TASK PROMPT: Print each of the entries exactly, leaving nothing out.

DATA:
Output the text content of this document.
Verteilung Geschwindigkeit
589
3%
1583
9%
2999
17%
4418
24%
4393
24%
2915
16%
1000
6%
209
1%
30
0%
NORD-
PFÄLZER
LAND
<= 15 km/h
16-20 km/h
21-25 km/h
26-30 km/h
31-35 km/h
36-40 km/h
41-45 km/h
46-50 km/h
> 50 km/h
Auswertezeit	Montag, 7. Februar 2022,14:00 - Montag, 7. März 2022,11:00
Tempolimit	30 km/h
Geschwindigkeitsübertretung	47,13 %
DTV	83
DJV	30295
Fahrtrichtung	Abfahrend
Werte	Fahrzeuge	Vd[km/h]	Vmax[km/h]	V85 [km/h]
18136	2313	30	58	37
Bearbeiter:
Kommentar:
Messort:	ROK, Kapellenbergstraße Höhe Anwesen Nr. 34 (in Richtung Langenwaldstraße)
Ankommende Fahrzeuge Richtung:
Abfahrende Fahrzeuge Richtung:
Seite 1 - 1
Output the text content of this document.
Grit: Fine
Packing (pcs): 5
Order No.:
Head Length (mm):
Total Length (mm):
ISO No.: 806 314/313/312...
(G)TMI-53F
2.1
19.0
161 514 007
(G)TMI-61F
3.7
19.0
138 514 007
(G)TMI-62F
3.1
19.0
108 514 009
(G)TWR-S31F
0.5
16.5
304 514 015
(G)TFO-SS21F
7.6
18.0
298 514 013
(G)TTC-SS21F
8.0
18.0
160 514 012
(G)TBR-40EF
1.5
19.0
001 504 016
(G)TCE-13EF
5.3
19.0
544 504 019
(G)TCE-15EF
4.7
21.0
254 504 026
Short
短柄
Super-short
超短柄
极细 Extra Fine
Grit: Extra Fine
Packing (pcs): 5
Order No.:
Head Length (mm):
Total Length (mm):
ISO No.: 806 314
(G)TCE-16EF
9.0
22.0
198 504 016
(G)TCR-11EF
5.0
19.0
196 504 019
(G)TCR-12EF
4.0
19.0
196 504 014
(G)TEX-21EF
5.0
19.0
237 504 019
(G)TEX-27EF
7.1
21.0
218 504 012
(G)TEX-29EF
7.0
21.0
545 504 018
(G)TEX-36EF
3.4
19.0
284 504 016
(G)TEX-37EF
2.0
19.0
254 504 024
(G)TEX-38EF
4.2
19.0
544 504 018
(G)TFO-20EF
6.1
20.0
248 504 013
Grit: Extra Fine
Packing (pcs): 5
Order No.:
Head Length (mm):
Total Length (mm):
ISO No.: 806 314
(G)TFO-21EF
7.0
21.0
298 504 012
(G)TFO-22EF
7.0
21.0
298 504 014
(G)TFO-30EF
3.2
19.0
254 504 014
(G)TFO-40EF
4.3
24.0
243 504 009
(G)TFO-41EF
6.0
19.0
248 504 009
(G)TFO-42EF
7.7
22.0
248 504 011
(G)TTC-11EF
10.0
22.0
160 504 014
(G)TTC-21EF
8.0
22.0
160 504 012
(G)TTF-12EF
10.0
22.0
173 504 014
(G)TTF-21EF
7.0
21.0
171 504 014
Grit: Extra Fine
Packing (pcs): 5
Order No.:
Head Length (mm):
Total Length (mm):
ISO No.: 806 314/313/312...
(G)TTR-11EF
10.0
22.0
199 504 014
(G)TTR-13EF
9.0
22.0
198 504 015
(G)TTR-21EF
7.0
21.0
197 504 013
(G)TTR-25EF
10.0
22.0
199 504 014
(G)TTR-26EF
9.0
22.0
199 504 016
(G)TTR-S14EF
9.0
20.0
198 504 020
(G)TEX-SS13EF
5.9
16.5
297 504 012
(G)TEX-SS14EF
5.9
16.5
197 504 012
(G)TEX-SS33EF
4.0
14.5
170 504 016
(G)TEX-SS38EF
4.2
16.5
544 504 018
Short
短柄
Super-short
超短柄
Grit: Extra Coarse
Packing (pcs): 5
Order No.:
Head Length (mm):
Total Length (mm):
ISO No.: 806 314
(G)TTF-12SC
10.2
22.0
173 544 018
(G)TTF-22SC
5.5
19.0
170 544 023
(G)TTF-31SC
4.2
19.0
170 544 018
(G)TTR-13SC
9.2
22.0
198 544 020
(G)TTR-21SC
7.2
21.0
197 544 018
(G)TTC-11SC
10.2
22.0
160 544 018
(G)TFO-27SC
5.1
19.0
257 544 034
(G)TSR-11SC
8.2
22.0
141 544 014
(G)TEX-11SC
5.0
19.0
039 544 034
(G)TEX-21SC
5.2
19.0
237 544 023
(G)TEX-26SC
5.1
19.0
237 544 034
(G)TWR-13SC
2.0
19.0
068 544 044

COMPLETED EXERCISE:
Output the text content of this document.
Verteilung Geschwindigkeit
589
3%
1583
9%
2999
17%
4418
24%
4393
24%
2915
16%
1000
6%
209
1%
30
0%
NORD-
PFÄLZER
LAND
<= 15 km/h
16-20 km/h
21-25 km/h
26-30 km/h
31-35 km/h
36-40 km/h
41-45 km/h
46-50 km/h
> 50 km/h
Auswertezeit	Montag, 7. Februar 2022,14:00 - Montag, 7. März 2022,11:00
Tempolimit	30 km/h
Geschwindigkeitsübertretung	47,13 %
DTV	83
DJV	30295
Fahrtrichtung	Abfahrend
Werte	Fahrzeuge	Vd[km/h]	Vmax[km/h]	V85 [km/h]
18136	2313	30	58	37
Bearbeiter:
Kommentar:
Messort:	ROK, Kapellenbergstraße Höhe Anwesen Nr. 34 (in Richtung Langenwaldstraße)
Ankommende Fahrzeuge Richtung:
Abfahrende Fahrzeuge Richtung:
Seite 1 - 1
Output the text content of this document.
Grit: Fine
Packing (pcs): 5
Order No.:
Head Length (mm):
Total Length (mm):
ISO No.: 806 314/313/312...
(G)TMI-53F
2.1
19.0
161 514 007
(G)TMI-61F
3.7
19.0
138 514 007
(G)TMI-62F
3.1
19.0
108 514 009
(G)TWR-S31F
0.5
16.5
304 514 015
(G)TFO-SS21F
7.6
18.0
298 514 013
(G)TTC-SS21F
8.0
18.0
160 514 012
(G)TBR-40EF
1.5
19.0
001 504 016
(G)TCE-13EF
5.3
19.0
544 504 019
(G)TCE-15EF
4.7
21.0
254 504 026
Short
短柄
Super-short
超短柄
极细 Extra Fine
Grit: Extra Fine
Packing (pcs): 5
Order No.:
Head Length (mm):
Total Length (mm):
ISO No.: 806 314
(G)TCE-16EF
9.0
22.0
198 504 016
(G)TCR-11EF
5.0
19.0
196 504 019
(G)TCR-12EF
4.0
19.0
196 504 014
(G)TEX-21EF
5.0
19.0
237 504 019
(G)TEX-27EF
7.1
21.0
218 504 012
(G)TEX-29EF
7.0
21.0
545 504 018
(G)TEX-36EF
3.4
19.0
284 504 016
(G)TEX-37EF
2.0
19.0
254 504 024
(G)TEX-38EF
4.2
19.0
544 504 018
(G)TFO-20EF
6.1
20.0
248 504 013
Grit: Extra Fine
Packing (pcs): 5
Order No.:
Head Length (mm):
Total Length (mm):
ISO No.: 806 314
(G)TFO-21EF
7.0
21.0
298 504 012
(G)TFO-22EF
7.0
21.0
298 504 014
(G)TFO-30EF
3.2
19.0
254 504 014
(G)TFO-40EF
4.3
24.0
243 504 009
(G)TFO-41EF
6.0
19.0
248 504 009
(G)TFO-42EF
7.7
22.0
248 504 011
(G)TTC-11EF
10.0
22.0
160 504 014
(G)TTC-21EF
8.0
22.0
160 504 012
(G)TTF-12EF
10.0
22.0
173 504 014
(G)TTF-21EF
7.0
21.0
171 504 014
Grit: Extra Fine
Packing (pcs): 5
Order No.:
Head Length (mm):
Total Length (mm):
ISO No.: 806 314/313/312...
(G)TTR-11EF
10.0
22.0
199 504 014
(G)TTR-13EF
9.0
22.0
198 504 015
(G)TTR-21EF
7.0
21.0
197 504 013
(G)TTR-25EF
10.0
22.0
199 504 014
(G)TTR-26EF
9.0
22.0
199 504 016
(G)TTR-S14EF
9.0
20.0
198 504 020
(G)TEX-SS13EF
5.9
16.5
297 504 012
(G)TEX-SS14EF
5.9
16.5
197 504 012
(G)TEX-SS33EF
4.0
14.5
170 504 016
(G)TEX-SS38EF
4.2
16.5
544 504 018
Short
短柄
Super-short
超短柄
Grit: Extra Coarse
Packing (pcs): 5
Order No.:
Head Length (mm):
Total Length (mm):
ISO No.: 806 314
(G)TTF-12SC
10.2
22.0
173 544 018
(G)TTF-22SC
5.5
19.0
170 544 023
(G)TTF-31SC
4.2
19.0
170 544 018
(G)TTR-13SC
9.2
22.0
198 544 020
(G)TTR-21SC
7.2
21.0
197 544 018
(G)TTC-11SC
10.2
22.0
160 544 018
(G)TFO-27SC
5.1
19.0
257 544 034
(G)TSR-11SC
8.2
22.0
141 544 014
(G)TEX-11SC
5.0
19.0
039 544 034
(G)TEX-21SC
5.2
19.0
237 544 023
(G)TEX-26SC
5.1
19.0
237 544 034
(G)TWR-13SC
2.0
19.0
068 544 044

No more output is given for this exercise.